» **GIVEN RECORDS**
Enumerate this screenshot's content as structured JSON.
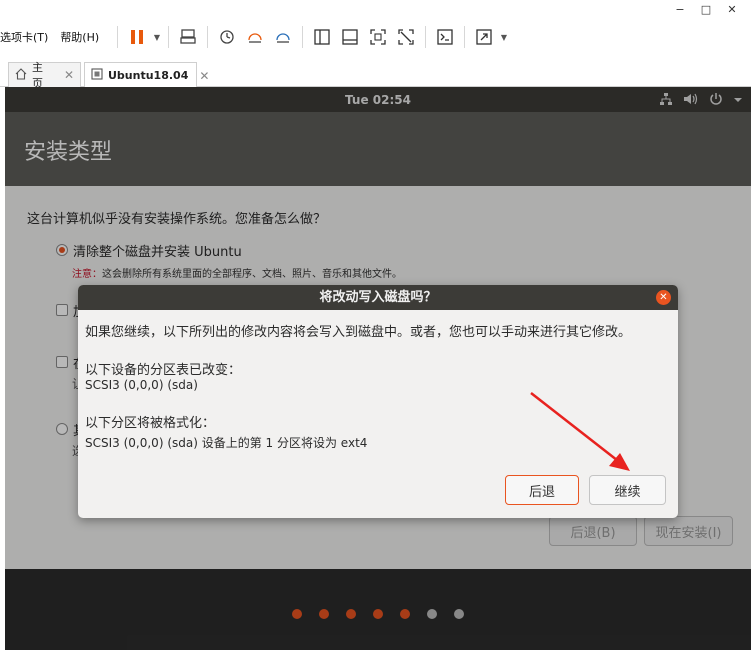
{
  "window": {
    "minimize": "−",
    "maximize": "□",
    "close": "✕"
  },
  "menu": {
    "items": [
      "选项卡(T)",
      "帮助(H)"
    ]
  },
  "toolbar": {
    "icons": [
      "pause-icon",
      "send-keys-icon",
      "snapshot-icon",
      "snapshot-restore-icon",
      "snapshot-manager-icon",
      "view-sidebar-icon",
      "view-console-icon",
      "view-fullscreen-icon",
      "view-unity-icon",
      "terminal-icon",
      "stretch-icon"
    ],
    "accent": "#e95420"
  },
  "tabs": [
    {
      "label": "主页",
      "icon": "home-icon",
      "close": "✕"
    },
    {
      "label": "Ubuntu18.04",
      "icon": "vm-icon",
      "close": "✕"
    }
  ],
  "vm": {
    "clock": "Tue 02:54",
    "tray": [
      "network-icon",
      "volume-icon",
      "power-icon",
      "chevron-down-icon"
    ]
  },
  "installer": {
    "title": "安装类型",
    "question": "这台计算机似乎没有安装操作系统。您准备怎么做？",
    "options": [
      {
        "label": "清除整个磁盘并安装 Ubuntu",
        "selected": true
      },
      {
        "label": "加",
        "selected": false
      },
      {
        "label": "在",
        "selected": false
      },
      {
        "label": "其",
        "selected": false
      }
    ],
    "partials": [
      "　",
      "让",
      "选"
    ],
    "note_prefix": "注意：",
    "note": "这会删除所有系统里面的全部程序、文档、照片、音乐和其他文件。",
    "back_button": "后退(B)",
    "install_button": "现在安装(I)"
  },
  "progress_dots": {
    "total": 7,
    "done": 5,
    "active_color": "#e95420",
    "inactive_color": "#bdbdbd"
  },
  "dialog": {
    "title": "将改动写入磁盘吗？",
    "close": "✕",
    "intro": "如果您继续，以下所列出的修改内容将会写入到磁盘中。或者，您也可以手动来进行其它修改。",
    "partition_heading": "以下设备的分区表已改变：",
    "partition_device": "SCSI3 (0,0,0) (sda)",
    "format_heading": "以下分区将被格式化：",
    "format_detail": "SCSI3 (0,0,0) (sda) 设备上的第 1 分区将设为 ext4",
    "back_button": "后退",
    "continue_button": "继续"
  },
  "annotation": {
    "color": "#e8221f"
  }
}
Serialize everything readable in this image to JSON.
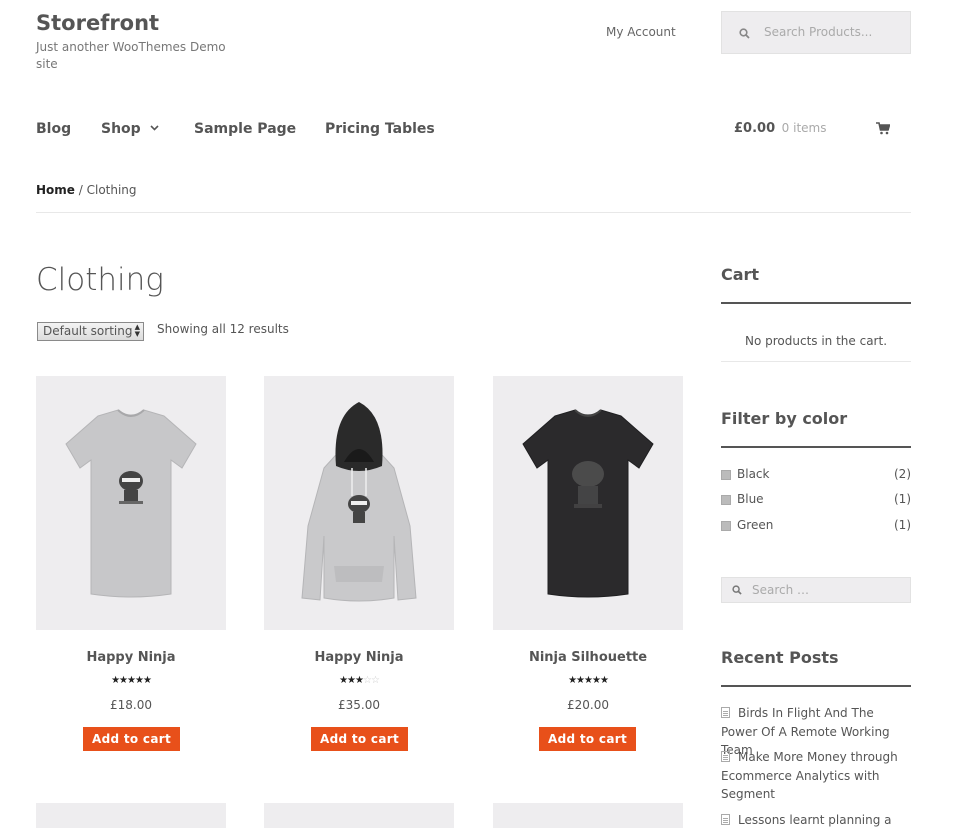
{
  "header": {
    "site_title": "Storefront",
    "site_description": "Just another WooThemes Demo site",
    "my_account": "My Account",
    "search_placeholder": "Search Products..."
  },
  "nav": {
    "items": [
      "Blog",
      "Shop",
      "Sample Page",
      "Pricing Tables"
    ],
    "cart_total": "£0.00",
    "cart_count": "0 items"
  },
  "breadcrumb": {
    "home": "Home",
    "separator": " / ",
    "current": "Clothing"
  },
  "main": {
    "title": "Clothing",
    "sort_selected": "Default sorting",
    "result_count": "Showing all 12 results",
    "products": [
      {
        "title": "Happy Ninja",
        "price": "£18.00",
        "rating": 5,
        "button": "Add to cart",
        "image": "grey-ninja-tshirt"
      },
      {
        "title": "Happy Ninja",
        "price": "£35.00",
        "rating": 3,
        "button": "Add to cart",
        "image": "grey-ninja-hoodie"
      },
      {
        "title": "Ninja Silhouette",
        "price": "£20.00",
        "rating": 5,
        "button": "Add to cart",
        "image": "black-ninja-tshirt"
      }
    ]
  },
  "sidebar": {
    "cart_title": "Cart",
    "cart_empty": "No products in the cart.",
    "filter_title": "Filter by color",
    "colors": [
      {
        "name": "Black",
        "count": "(2)"
      },
      {
        "name": "Blue",
        "count": "(1)"
      },
      {
        "name": "Green",
        "count": "(1)"
      }
    ],
    "search_placeholder": "Search …",
    "recent_title": "Recent Posts",
    "posts": [
      "Birds In Flight And The Power Of A Remote Working Team",
      "Make More Money through Ecommerce Analytics with Segment",
      "Lessons learnt planning a big"
    ]
  },
  "colors": {
    "accent": "#e8501a",
    "text": "#555555",
    "panel": "#eeedef"
  }
}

» **THE REQUEST**
Find the line containing "Serialize everything readable" in the listing above. Restate it and every line after it, word for word, through the final line, leaving out the pictures.

» **THE SOLUTION**
Serialize everything readable in this image to JSON.
{
  "header": {
    "site_title": "Storefront",
    "site_description": "Just another WooThemes Demo site",
    "my_account": "My Account",
    "search_placeholder": "Search Products..."
  },
  "nav": {
    "items": [
      "Blog",
      "Shop",
      "Sample Page",
      "Pricing Tables"
    ],
    "cart_total": "£0.00",
    "cart_count": "0 items"
  },
  "breadcrumb": {
    "home": "Home",
    "separator": " / ",
    "current": "Clothing"
  },
  "main": {
    "title": "Clothing",
    "sort_selected": "Default sorting",
    "result_count": "Showing all 12 results",
    "products": [
      {
        "title": "Happy Ninja",
        "price": "£18.00",
        "rating": 5,
        "button": "Add to cart",
        "image": "grey-ninja-tshirt"
      },
      {
        "title": "Happy Ninja",
        "price": "£35.00",
        "rating": 3,
        "button": "Add to cart",
        "image": "grey-ninja-hoodie"
      },
      {
        "title": "Ninja Silhouette",
        "price": "£20.00",
        "rating": 5,
        "button": "Add to cart",
        "image": "black-ninja-tshirt"
      }
    ]
  },
  "sidebar": {
    "cart_title": "Cart",
    "cart_empty": "No products in the cart.",
    "filter_title": "Filter by color",
    "colors": [
      {
        "name": "Black",
        "count": "(2)"
      },
      {
        "name": "Blue",
        "count": "(1)"
      },
      {
        "name": "Green",
        "count": "(1)"
      }
    ],
    "search_placeholder": "Search …",
    "recent_title": "Recent Posts",
    "posts": [
      "Birds In Flight And The Power Of A Remote Working Team",
      "Make More Money through Ecommerce Analytics with Segment",
      "Lessons learnt planning a big"
    ]
  },
  "colors": {
    "accent": "#e8501a",
    "text": "#555555",
    "panel": "#eeedef"
  }
}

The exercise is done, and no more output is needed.